Look through the lines below and state how many hold the word "flex". Write only the number.

************

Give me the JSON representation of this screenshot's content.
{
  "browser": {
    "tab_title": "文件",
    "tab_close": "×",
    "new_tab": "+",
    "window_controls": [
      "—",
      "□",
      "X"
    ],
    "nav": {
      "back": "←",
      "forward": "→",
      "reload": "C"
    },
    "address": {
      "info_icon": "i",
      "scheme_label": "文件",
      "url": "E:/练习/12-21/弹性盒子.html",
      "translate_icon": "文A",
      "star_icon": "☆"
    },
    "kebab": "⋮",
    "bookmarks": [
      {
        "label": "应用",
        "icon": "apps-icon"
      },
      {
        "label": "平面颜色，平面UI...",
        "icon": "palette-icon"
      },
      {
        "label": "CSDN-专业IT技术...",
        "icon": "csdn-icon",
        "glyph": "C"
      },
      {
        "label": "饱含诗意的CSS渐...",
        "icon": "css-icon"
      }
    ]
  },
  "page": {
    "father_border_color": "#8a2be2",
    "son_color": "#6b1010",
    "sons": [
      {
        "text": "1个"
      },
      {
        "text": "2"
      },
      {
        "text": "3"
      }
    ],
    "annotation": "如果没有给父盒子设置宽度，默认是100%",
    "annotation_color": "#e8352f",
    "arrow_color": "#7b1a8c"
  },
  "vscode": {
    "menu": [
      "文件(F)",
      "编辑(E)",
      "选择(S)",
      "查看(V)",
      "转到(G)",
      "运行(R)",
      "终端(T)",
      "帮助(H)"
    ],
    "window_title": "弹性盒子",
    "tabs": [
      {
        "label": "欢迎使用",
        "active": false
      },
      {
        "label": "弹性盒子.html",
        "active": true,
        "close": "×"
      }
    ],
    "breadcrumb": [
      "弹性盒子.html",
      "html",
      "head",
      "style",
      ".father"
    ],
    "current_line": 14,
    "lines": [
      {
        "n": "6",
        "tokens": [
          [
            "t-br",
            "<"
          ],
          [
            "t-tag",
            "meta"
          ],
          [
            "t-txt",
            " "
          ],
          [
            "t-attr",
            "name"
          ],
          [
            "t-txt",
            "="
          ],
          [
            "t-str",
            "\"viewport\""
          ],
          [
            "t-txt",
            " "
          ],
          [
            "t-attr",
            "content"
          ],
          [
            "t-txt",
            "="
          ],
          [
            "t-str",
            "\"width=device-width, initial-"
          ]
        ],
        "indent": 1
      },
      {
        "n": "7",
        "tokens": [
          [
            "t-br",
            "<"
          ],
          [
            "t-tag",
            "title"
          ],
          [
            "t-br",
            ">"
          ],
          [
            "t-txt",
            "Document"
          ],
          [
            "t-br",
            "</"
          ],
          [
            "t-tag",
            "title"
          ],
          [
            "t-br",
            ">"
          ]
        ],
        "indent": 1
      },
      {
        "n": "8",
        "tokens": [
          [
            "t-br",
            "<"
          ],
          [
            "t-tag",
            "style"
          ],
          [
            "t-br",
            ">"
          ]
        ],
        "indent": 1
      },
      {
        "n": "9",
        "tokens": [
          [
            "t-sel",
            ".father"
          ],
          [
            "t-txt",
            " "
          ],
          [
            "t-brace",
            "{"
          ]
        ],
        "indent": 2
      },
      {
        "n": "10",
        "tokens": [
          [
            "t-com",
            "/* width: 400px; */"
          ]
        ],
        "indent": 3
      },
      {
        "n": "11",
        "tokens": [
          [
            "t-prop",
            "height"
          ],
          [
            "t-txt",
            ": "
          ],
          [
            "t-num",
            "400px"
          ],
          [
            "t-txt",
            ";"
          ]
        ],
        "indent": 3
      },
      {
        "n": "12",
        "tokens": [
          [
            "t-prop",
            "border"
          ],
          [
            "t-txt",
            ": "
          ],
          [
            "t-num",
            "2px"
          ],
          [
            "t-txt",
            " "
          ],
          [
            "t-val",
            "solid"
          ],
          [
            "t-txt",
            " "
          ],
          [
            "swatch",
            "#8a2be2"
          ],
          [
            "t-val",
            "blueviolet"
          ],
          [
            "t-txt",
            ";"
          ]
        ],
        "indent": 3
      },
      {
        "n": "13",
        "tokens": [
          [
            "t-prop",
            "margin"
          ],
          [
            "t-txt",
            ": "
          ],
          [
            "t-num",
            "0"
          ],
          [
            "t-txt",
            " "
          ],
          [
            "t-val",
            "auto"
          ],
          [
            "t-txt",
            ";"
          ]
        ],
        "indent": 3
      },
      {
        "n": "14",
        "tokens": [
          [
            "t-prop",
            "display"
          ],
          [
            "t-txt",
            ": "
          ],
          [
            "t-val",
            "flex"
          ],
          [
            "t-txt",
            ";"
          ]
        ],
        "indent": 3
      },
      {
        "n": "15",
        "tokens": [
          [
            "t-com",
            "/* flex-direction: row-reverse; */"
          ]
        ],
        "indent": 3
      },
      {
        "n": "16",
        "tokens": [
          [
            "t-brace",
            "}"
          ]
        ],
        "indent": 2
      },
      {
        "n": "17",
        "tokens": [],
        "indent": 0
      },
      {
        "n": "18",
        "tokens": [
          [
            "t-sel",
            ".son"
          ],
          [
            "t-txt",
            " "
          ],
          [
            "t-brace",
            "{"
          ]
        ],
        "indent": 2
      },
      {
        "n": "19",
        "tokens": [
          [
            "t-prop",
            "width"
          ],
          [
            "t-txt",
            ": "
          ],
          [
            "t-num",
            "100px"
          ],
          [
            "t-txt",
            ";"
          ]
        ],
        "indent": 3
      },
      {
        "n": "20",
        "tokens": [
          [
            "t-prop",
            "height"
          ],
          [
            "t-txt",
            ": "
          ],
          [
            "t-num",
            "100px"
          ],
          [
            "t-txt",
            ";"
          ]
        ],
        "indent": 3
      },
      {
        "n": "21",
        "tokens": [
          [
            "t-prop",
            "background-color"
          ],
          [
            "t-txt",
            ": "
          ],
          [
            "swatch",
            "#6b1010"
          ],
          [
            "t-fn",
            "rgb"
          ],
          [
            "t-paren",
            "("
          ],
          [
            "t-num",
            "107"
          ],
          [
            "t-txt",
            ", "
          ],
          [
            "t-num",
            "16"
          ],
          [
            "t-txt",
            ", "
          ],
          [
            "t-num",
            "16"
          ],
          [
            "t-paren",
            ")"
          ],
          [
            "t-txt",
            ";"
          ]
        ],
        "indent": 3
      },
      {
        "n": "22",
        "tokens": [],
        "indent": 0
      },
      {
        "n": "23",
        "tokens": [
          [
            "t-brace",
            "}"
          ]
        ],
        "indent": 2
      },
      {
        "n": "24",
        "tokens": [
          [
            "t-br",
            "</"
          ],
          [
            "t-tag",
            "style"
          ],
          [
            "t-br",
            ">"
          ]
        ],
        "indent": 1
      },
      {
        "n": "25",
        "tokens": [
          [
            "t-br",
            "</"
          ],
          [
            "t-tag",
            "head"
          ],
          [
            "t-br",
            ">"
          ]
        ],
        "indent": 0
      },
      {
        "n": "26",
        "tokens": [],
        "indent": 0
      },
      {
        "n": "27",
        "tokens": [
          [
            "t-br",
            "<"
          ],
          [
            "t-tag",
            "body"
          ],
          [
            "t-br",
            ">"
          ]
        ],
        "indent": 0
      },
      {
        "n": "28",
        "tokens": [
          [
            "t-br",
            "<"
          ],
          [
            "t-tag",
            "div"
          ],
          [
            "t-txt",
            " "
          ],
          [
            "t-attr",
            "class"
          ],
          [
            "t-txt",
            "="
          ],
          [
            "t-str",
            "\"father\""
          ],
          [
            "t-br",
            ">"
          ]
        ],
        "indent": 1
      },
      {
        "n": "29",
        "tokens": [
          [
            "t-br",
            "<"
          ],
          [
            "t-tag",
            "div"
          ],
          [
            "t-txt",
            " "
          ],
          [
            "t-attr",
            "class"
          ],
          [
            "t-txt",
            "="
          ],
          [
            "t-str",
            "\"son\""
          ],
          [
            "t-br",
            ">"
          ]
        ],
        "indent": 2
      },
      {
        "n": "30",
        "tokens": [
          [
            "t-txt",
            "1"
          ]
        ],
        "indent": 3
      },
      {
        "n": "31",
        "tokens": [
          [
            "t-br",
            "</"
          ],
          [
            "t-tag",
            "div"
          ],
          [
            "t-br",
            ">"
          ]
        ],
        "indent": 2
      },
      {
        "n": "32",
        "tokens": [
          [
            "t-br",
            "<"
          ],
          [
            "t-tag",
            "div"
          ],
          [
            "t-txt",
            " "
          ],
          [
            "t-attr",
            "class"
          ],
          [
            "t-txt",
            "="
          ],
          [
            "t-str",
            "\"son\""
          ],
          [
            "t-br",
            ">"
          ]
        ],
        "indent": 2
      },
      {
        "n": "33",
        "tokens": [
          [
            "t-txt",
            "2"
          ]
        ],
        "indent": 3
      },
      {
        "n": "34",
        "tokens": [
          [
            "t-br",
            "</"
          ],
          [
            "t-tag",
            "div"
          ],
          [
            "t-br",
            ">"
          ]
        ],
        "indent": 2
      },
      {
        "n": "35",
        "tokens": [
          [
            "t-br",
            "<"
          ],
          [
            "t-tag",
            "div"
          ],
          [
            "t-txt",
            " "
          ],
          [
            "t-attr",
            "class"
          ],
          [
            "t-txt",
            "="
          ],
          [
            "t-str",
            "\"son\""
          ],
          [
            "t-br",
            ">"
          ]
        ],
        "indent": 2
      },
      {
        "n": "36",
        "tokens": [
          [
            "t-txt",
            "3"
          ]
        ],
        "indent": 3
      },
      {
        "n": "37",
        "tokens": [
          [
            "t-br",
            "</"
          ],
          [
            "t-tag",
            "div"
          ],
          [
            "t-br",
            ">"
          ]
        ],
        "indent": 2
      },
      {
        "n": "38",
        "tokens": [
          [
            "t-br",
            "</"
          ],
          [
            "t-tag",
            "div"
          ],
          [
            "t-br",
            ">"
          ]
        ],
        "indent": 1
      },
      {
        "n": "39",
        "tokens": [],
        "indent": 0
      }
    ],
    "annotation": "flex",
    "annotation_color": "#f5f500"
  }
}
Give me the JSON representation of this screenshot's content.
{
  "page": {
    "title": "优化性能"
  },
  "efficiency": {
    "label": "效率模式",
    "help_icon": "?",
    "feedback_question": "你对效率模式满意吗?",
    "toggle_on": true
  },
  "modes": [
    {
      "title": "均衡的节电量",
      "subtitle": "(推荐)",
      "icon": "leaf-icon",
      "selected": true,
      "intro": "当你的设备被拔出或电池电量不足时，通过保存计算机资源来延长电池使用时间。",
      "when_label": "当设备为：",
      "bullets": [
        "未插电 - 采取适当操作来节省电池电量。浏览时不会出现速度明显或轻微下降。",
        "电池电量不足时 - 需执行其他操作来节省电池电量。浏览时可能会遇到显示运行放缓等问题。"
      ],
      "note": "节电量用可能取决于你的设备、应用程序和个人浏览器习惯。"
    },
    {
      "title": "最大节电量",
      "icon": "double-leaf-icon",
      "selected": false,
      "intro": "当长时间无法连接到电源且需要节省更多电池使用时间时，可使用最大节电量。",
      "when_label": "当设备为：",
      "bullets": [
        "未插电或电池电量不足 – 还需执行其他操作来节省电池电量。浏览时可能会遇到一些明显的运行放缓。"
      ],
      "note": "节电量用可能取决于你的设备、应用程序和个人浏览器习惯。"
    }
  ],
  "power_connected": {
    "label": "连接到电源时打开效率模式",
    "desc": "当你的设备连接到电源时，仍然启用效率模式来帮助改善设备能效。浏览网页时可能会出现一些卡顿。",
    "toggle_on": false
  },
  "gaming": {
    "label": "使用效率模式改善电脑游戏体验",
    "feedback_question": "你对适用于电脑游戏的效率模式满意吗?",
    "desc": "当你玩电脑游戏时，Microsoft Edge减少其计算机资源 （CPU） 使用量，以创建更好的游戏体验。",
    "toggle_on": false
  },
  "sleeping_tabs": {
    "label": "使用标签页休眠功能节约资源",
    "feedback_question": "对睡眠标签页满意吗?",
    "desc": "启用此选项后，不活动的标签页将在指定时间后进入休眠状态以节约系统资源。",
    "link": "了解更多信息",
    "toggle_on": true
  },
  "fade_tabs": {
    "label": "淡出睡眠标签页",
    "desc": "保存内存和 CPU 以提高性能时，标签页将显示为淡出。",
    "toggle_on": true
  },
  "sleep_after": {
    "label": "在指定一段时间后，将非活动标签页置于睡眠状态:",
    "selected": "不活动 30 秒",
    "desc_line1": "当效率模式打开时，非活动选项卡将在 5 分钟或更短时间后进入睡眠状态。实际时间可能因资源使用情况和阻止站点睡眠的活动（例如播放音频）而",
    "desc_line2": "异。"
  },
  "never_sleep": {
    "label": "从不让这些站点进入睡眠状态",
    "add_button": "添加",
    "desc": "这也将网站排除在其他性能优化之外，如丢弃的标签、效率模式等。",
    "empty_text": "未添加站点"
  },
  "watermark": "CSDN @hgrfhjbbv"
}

************

EXERCISE SOLUTION
3